### Exercise requirements
Write out, precisely and in full, each line of the material.

### Information provided ###

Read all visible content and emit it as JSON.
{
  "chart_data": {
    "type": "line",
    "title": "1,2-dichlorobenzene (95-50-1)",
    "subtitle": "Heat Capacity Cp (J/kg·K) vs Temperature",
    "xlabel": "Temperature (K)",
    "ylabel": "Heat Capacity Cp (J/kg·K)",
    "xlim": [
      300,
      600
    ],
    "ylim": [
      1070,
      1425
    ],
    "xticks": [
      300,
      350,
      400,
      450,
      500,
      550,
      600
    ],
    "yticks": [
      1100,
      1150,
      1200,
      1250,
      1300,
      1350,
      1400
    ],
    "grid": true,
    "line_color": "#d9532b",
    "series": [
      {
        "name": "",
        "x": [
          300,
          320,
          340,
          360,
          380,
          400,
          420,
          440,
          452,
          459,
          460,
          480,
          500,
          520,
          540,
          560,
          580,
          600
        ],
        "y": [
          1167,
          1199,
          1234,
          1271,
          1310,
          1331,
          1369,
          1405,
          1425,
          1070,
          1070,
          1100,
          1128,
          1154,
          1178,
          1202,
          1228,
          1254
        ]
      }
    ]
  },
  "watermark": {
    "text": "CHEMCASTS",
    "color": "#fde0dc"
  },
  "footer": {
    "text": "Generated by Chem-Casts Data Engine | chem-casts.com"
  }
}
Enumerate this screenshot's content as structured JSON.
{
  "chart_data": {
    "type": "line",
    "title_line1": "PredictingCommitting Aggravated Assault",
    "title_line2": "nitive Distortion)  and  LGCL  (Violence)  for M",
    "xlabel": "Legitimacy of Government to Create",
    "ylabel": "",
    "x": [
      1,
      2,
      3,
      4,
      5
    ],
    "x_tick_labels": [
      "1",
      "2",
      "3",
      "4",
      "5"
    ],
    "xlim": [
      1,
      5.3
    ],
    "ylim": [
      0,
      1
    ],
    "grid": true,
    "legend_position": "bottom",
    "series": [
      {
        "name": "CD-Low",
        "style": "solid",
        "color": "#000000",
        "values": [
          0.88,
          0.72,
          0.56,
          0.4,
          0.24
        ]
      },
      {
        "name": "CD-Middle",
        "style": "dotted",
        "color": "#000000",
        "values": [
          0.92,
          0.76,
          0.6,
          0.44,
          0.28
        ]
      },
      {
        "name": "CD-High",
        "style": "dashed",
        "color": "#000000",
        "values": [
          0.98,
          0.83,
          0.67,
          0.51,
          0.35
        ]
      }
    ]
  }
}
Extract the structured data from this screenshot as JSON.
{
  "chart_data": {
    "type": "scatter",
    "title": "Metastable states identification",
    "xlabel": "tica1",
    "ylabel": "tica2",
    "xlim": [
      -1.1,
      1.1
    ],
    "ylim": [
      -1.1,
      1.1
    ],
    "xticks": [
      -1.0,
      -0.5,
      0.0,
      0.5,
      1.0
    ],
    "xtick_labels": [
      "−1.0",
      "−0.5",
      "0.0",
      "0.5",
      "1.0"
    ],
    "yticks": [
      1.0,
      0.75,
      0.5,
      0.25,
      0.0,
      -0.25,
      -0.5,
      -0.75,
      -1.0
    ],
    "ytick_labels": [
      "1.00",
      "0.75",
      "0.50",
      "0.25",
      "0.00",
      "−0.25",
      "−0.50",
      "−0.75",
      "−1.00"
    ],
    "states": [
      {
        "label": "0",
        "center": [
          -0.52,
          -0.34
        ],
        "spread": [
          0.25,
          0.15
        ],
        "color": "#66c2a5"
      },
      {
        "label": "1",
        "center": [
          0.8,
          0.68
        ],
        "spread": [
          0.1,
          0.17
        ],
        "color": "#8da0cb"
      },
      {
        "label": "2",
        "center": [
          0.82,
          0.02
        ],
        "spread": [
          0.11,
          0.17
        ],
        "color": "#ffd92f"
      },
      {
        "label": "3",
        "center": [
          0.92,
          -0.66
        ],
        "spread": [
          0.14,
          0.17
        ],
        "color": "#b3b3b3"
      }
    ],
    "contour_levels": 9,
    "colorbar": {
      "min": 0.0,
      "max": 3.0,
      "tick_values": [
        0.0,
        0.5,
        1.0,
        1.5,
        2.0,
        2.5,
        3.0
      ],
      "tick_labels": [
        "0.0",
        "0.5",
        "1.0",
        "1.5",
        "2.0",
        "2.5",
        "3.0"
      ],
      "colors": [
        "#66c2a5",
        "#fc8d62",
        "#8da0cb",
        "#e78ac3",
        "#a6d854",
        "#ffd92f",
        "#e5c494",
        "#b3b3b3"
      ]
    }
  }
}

###

### Finished answer
Read all visible content and emit it as JSON.
{
  "chart_data": {
    "type": "line",
    "title": "1,2-dichlorobenzene (95-50-1)",
    "subtitle": "Heat Capacity Cp (J/kg·K) vs Temperature",
    "xlabel": "Temperature (K)",
    "ylabel": "Heat Capacity Cp (J/kg·K)",
    "xlim": [
      300,
      600
    ],
    "ylim": [
      1070,
      1425
    ],
    "xticks": [
      300,
      350,
      400,
      450,
      500,
      550,
      600
    ],
    "yticks": [
      1100,
      1150,
      1200,
      1250,
      1300,
      1350,
      1400
    ],
    "grid": true,
    "line_color": "#d9532b",
    "series": [
      {
        "name": "",
        "x": [
          300,
          320,
          340,
          360,
          380,
          400,
          420,
          440,
          452,
          459,
          460,
          480,
          500,
          520,
          540,
          560,
          580,
          600
        ],
        "y": [
          1167,
          1199,
          1234,
          1271,
          1310,
          1331,
          1369,
          1405,
          1425,
          1070,
          1070,
          1100,
          1128,
          1154,
          1178,
          1202,
          1228,
          1254
        ]
      }
    ]
  },
  "watermark": {
    "text": "CHEMCASTS",
    "color": "#fde0dc"
  },
  "footer": {
    "text": "Generated by Chem-Casts Data Engine | chem-casts.com"
  }
}
Enumerate this screenshot's content as structured JSON.
{
  "chart_data": {
    "type": "line",
    "title_line1": "PredictingCommitting Aggravated Assault",
    "title_line2": "nitive Distortion)  and  LGCL  (Violence)  for M",
    "xlabel": "Legitimacy of Government to Create",
    "ylabel": "",
    "x": [
      1,
      2,
      3,
      4,
      5
    ],
    "x_tick_labels": [
      "1",
      "2",
      "3",
      "4",
      "5"
    ],
    "xlim": [
      1,
      5.3
    ],
    "ylim": [
      0,
      1
    ],
    "grid": true,
    "legend_position": "bottom",
    "series": [
      {
        "name": "CD-Low",
        "style": "solid",
        "color": "#000000",
        "values": [
          0.88,
          0.72,
          0.56,
          0.4,
          0.24
        ]
      },
      {
        "name": "CD-Middle",
        "style": "dotted",
        "color": "#000000",
        "values": [
          0.92,
          0.76,
          0.6,
          0.44,
          0.28
        ]
      },
      {
        "name": "CD-High",
        "style": "dashed",
        "color": "#000000",
        "values": [
          0.98,
          0.83,
          0.67,
          0.51,
          0.35
        ]
      }
    ]
  }
}
Extract the structured data from this screenshot as JSON.
{
  "chart_data": {
    "type": "scatter",
    "title": "Metastable states identification",
    "xlabel": "tica1",
    "ylabel": "tica2",
    "xlim": [
      -1.1,
      1.1
    ],
    "ylim": [
      -1.1,
      1.1
    ],
    "xticks": [
      -1.0,
      -0.5,
      0.0,
      0.5,
      1.0
    ],
    "xtick_labels": [
      "−1.0",
      "−0.5",
      "0.0",
      "0.5",
      "1.0"
    ],
    "yticks": [
      1.0,
      0.75,
      0.5,
      0.25,
      0.0,
      -0.25,
      -0.5,
      -0.75,
      -1.0
    ],
    "ytick_labels": [
      "1.00",
      "0.75",
      "0.50",
      "0.25",
      "0.00",
      "−0.25",
      "−0.50",
      "−0.75",
      "−1.00"
    ],
    "states": [
      {
        "label": "0",
        "center": [
          -0.52,
          -0.34
        ],
        "spread": [
          0.25,
          0.15
        ],
        "color": "#66c2a5"
      },
      {
        "label": "1",
        "center": [
          0.8,
          0.68
        ],
        "spread": [
          0.1,
          0.17
        ],
        "color": "#8da0cb"
      },
      {
        "label": "2",
        "center": [
          0.82,
          0.02
        ],
        "spread": [
          0.11,
          0.17
        ],
        "color": "#ffd92f"
      },
      {
        "label": "3",
        "center": [
          0.92,
          -0.66
        ],
        "spread": [
          0.14,
          0.17
        ],
        "color": "#b3b3b3"
      }
    ],
    "contour_levels": 9,
    "colorbar": {
      "min": 0.0,
      "max": 3.0,
      "tick_values": [
        0.0,
        0.5,
        1.0,
        1.5,
        2.0,
        2.5,
        3.0
      ],
      "tick_labels": [
        "0.0",
        "0.5",
        "1.0",
        "1.5",
        "2.0",
        "2.5",
        "3.0"
      ],
      "colors": [
        "#66c2a5",
        "#fc8d62",
        "#8da0cb",
        "#e78ac3",
        "#a6d854",
        "#ffd92f",
        "#e5c494",
        "#b3b3b3"
      ]
    }
  }
}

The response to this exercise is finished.